Given task: With the pictures omitted, write out the entries that follow exactly as they stand.

Dataset items:
+---+

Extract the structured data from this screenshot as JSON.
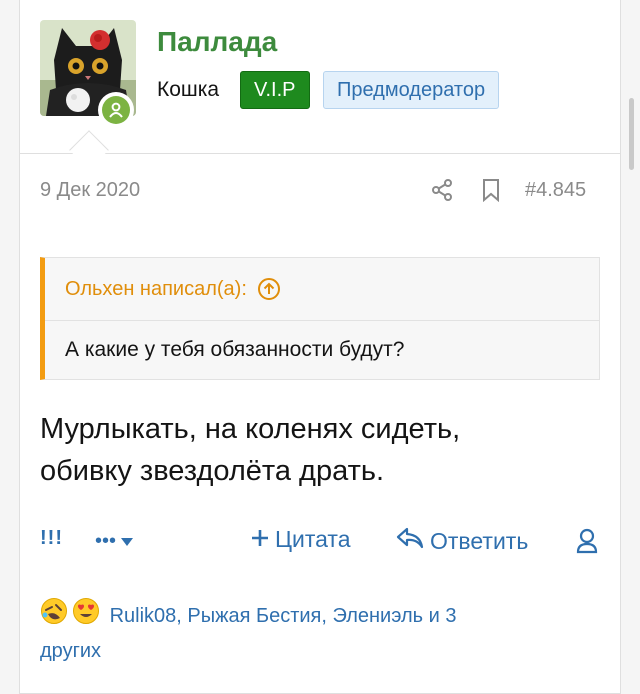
{
  "post": {
    "username": "Паллада",
    "user_title": "Кошка",
    "badges": {
      "vip": "V.I.P",
      "moderator": "Предмодератор"
    },
    "date": "9 Дек 2020",
    "post_number": "#4.845",
    "quote": {
      "author": "Ольхен написал(а):",
      "text": "А какие у тебя обязанности будут?"
    },
    "message_line1": "Мурлыкать, на коленях сидеть,",
    "message_line2": "обивку звездолёта драть."
  },
  "actions": {
    "react": "!!!",
    "more": "•••",
    "quote": "Цитата",
    "reply": "Ответить"
  },
  "reactions": {
    "text_line1": "Rulik08, Рыжая Бестия, Элениэль и 3",
    "text_line2": "других",
    "emoji": [
      "rofl-emoji",
      "heart-eyes-emoji"
    ]
  },
  "colors": {
    "username": "#3d8b3d",
    "vip_badge": "#1e8a1e",
    "mod_badge_bg": "#e3f0fb",
    "link": "#2f6fae",
    "quote_accent": "#f39c12",
    "online": "#7cb342"
  }
}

+---+

Solution to this task:
Extract the structured data from this screenshot as JSON.
{
  "post": {
    "username": "Паллада",
    "user_title": "Кошка",
    "badges": {
      "vip": "V.I.P",
      "moderator": "Предмодератор"
    },
    "date": "9 Дек 2020",
    "post_number": "#4.845",
    "quote": {
      "author": "Ольхен написал(а):",
      "text": "А какие у тебя обязанности будут?"
    },
    "message_line1": "Мурлыкать, на коленях сидеть,",
    "message_line2": "обивку звездолёта драть."
  },
  "actions": {
    "react": "!!!",
    "more": "•••",
    "quote": "Цитата",
    "reply": "Ответить"
  },
  "reactions": {
    "text_line1": "Rulik08, Рыжая Бестия, Элениэль и 3",
    "text_line2": "других",
    "emoji": [
      "rofl-emoji",
      "heart-eyes-emoji"
    ]
  },
  "colors": {
    "username": "#3d8b3d",
    "vip_badge": "#1e8a1e",
    "mod_badge_bg": "#e3f0fb",
    "link": "#2f6fae",
    "quote_accent": "#f39c12",
    "online": "#7cb342"
  }
}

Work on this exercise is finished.